## INSTRUCTIONS FOR THE TASK
In the entries below, count every line containing "Acids". Return the number and nothing else.

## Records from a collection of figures
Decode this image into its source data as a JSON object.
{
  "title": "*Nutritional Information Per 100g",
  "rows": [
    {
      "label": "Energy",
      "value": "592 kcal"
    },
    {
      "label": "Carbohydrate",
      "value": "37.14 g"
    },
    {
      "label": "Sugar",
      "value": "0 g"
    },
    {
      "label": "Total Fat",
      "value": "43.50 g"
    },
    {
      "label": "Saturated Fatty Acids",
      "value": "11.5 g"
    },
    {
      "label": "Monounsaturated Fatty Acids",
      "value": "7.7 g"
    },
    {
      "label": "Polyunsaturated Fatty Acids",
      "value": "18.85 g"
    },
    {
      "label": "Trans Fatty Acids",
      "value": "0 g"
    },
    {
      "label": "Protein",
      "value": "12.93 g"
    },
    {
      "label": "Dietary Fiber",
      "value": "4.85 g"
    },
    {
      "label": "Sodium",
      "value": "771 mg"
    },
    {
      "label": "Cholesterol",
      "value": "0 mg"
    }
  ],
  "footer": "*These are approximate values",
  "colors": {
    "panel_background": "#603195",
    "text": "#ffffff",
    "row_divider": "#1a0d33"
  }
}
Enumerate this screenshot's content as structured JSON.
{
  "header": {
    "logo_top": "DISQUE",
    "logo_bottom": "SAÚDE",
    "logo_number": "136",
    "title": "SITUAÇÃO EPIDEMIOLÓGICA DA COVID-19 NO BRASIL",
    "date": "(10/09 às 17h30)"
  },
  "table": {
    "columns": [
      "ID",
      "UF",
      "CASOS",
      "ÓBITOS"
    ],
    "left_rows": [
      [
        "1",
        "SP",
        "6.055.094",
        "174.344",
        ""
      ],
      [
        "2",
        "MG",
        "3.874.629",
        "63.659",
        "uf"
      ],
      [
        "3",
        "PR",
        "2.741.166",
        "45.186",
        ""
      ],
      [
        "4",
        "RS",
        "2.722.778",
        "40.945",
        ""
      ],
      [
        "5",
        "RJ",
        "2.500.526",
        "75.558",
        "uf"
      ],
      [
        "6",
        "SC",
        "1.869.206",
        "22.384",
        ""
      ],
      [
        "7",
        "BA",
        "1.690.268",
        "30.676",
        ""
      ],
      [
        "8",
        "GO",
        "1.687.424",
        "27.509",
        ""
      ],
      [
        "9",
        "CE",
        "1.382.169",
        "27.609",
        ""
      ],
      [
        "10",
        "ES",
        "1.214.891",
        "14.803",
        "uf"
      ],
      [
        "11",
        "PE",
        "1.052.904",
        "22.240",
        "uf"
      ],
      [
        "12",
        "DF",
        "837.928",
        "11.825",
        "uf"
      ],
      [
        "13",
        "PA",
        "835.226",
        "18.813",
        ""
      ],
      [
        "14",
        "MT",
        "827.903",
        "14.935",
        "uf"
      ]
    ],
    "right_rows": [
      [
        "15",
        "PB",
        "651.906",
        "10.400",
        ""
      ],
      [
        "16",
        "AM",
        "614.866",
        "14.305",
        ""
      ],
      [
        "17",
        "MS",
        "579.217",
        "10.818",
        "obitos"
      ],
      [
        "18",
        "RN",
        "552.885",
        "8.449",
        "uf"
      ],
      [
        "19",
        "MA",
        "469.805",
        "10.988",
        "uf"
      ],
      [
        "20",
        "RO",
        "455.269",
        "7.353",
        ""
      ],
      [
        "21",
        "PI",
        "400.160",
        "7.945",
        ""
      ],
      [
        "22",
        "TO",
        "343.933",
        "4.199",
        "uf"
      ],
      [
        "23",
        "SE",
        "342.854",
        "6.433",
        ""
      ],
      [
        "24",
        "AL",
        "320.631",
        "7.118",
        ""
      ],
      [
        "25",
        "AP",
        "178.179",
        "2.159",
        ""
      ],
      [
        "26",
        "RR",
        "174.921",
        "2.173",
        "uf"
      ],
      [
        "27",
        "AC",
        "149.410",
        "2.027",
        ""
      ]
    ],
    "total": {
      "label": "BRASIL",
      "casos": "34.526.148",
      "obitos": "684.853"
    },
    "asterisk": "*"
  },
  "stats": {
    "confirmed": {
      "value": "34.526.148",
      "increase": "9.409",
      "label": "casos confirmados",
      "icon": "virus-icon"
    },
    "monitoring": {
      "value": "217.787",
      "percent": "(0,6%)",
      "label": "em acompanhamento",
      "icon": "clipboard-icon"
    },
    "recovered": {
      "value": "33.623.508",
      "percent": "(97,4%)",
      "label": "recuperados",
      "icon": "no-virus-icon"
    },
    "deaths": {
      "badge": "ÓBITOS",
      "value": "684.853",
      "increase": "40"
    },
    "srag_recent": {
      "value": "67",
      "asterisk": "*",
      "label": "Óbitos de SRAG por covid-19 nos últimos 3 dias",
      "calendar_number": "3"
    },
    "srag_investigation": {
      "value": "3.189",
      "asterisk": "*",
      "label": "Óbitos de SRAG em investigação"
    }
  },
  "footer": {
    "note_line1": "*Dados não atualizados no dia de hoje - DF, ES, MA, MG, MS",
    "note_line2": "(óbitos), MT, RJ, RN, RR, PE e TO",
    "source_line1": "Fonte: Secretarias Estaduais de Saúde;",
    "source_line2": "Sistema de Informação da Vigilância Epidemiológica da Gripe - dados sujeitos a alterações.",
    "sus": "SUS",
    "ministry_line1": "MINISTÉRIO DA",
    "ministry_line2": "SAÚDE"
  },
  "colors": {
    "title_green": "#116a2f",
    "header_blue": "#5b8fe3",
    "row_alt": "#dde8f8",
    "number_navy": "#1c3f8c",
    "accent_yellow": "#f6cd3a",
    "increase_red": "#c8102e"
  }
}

## EXERCISE OUTPUT
4